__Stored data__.
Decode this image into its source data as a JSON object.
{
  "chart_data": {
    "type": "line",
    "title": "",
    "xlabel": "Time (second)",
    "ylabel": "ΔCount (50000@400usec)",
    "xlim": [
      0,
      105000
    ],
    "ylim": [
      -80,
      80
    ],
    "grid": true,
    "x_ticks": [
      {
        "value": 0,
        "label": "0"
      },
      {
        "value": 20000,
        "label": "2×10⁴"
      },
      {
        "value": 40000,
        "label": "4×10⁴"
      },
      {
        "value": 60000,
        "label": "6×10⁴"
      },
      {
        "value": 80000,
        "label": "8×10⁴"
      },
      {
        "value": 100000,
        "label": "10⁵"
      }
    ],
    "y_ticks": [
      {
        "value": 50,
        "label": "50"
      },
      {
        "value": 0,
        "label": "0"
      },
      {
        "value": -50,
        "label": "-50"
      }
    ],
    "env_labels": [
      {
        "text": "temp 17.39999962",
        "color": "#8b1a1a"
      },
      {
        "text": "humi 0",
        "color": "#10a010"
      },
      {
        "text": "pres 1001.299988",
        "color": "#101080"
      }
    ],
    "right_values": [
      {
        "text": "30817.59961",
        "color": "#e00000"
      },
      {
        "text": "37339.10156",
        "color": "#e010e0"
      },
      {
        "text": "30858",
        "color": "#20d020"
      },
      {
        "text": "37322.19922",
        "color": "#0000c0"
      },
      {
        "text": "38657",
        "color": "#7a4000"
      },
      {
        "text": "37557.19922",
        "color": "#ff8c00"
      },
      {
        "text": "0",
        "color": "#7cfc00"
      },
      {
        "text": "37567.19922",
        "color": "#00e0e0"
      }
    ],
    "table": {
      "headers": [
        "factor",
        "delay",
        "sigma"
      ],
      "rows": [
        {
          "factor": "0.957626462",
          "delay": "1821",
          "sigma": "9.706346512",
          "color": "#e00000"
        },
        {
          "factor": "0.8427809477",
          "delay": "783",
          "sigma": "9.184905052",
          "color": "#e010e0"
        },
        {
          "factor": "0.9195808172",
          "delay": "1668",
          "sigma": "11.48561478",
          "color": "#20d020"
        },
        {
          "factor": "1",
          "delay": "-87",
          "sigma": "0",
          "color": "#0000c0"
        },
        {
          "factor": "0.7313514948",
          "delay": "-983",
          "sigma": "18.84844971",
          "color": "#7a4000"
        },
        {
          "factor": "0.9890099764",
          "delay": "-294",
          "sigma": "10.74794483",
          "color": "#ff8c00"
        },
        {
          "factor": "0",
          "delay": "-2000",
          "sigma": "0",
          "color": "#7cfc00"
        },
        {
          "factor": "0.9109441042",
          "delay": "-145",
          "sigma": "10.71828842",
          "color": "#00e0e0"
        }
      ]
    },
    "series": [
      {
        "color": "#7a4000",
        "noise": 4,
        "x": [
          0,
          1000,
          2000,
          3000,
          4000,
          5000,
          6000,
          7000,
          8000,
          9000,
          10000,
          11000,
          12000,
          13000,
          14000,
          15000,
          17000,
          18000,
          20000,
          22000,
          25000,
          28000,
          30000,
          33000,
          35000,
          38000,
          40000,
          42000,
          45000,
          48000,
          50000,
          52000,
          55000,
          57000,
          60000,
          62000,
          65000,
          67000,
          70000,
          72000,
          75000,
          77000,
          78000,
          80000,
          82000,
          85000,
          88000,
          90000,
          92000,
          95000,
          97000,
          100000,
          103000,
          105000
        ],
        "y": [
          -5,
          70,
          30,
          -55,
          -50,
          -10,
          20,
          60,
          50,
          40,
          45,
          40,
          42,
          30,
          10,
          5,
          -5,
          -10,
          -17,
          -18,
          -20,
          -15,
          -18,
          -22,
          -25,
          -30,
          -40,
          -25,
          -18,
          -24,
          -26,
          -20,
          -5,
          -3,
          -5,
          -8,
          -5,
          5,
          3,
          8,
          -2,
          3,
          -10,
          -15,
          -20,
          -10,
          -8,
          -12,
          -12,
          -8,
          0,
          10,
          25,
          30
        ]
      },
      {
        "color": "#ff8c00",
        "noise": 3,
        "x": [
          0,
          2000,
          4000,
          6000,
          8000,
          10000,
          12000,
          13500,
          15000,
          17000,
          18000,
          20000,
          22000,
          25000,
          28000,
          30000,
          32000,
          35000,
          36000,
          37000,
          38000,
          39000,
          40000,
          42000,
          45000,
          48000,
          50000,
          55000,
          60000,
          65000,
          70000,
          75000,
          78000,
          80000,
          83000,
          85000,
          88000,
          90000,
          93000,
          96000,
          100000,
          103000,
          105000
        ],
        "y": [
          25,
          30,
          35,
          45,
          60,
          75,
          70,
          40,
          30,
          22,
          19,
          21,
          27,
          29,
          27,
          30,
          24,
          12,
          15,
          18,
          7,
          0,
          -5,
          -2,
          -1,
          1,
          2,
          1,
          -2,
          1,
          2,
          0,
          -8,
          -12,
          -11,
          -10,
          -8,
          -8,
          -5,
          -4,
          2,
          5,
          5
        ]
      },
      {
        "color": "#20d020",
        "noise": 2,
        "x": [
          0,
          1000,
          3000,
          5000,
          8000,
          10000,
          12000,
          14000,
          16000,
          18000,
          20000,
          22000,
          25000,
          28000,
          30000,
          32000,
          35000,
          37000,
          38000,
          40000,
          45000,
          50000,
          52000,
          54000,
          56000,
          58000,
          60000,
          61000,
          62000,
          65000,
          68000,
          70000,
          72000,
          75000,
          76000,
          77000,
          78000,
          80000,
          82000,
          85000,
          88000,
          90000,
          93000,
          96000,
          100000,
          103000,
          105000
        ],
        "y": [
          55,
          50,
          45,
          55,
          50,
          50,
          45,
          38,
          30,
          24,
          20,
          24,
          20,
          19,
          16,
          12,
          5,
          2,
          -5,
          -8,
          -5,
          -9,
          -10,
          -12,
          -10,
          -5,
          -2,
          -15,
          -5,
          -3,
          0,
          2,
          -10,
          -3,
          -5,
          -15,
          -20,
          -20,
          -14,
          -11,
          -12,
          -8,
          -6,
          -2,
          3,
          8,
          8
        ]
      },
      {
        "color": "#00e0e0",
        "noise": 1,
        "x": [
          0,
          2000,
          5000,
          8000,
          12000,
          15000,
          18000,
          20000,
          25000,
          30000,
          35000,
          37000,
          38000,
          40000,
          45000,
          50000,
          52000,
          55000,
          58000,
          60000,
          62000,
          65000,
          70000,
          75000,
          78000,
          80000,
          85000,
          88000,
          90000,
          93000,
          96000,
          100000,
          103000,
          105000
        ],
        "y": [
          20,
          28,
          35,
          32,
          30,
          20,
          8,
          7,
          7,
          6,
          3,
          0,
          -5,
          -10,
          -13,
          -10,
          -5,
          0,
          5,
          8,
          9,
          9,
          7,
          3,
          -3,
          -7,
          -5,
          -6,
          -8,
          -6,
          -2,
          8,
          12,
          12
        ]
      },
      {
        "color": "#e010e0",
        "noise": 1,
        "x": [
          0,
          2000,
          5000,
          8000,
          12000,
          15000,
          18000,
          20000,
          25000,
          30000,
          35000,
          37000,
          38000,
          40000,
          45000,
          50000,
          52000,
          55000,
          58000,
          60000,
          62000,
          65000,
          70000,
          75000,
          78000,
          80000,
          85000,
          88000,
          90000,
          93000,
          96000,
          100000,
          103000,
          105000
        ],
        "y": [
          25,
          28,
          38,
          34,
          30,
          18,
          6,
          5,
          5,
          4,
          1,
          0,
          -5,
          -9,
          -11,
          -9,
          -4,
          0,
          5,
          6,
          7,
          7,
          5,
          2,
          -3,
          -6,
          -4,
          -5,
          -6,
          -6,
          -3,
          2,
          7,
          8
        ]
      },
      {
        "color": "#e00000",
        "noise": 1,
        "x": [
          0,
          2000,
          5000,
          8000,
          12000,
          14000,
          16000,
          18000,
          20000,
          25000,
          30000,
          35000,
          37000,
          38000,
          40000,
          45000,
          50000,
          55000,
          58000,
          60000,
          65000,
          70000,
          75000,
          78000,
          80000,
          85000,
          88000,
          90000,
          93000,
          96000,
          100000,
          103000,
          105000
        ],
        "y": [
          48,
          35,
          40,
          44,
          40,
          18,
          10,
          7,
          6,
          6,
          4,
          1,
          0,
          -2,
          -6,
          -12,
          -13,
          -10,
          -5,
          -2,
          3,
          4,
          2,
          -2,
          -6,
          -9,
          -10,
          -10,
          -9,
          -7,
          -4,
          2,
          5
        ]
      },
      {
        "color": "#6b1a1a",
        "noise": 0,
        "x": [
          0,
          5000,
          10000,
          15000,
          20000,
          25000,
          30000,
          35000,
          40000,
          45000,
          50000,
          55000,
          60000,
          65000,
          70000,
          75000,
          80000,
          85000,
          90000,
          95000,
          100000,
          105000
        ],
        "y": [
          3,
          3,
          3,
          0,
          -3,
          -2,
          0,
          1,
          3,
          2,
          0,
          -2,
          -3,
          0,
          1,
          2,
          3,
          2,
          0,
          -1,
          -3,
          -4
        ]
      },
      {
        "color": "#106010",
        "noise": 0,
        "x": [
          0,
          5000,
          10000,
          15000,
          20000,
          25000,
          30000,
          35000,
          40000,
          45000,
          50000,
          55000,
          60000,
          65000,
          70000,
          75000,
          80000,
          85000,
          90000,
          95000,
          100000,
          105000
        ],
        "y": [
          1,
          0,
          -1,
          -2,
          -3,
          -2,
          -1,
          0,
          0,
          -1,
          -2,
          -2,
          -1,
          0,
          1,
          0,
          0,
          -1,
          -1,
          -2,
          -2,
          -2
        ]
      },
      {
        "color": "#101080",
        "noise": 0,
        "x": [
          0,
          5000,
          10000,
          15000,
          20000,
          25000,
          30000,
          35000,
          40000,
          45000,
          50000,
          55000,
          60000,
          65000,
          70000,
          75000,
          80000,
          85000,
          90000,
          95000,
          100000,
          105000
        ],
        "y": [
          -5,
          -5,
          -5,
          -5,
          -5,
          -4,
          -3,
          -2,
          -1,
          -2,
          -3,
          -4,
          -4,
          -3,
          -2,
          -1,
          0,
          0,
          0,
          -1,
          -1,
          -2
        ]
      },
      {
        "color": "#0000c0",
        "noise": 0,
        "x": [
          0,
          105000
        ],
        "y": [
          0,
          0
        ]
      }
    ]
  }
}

__What needs to be done__.
How many lines in the listing above contain "sigma"? Answer with the number alone.

__Task output__.
9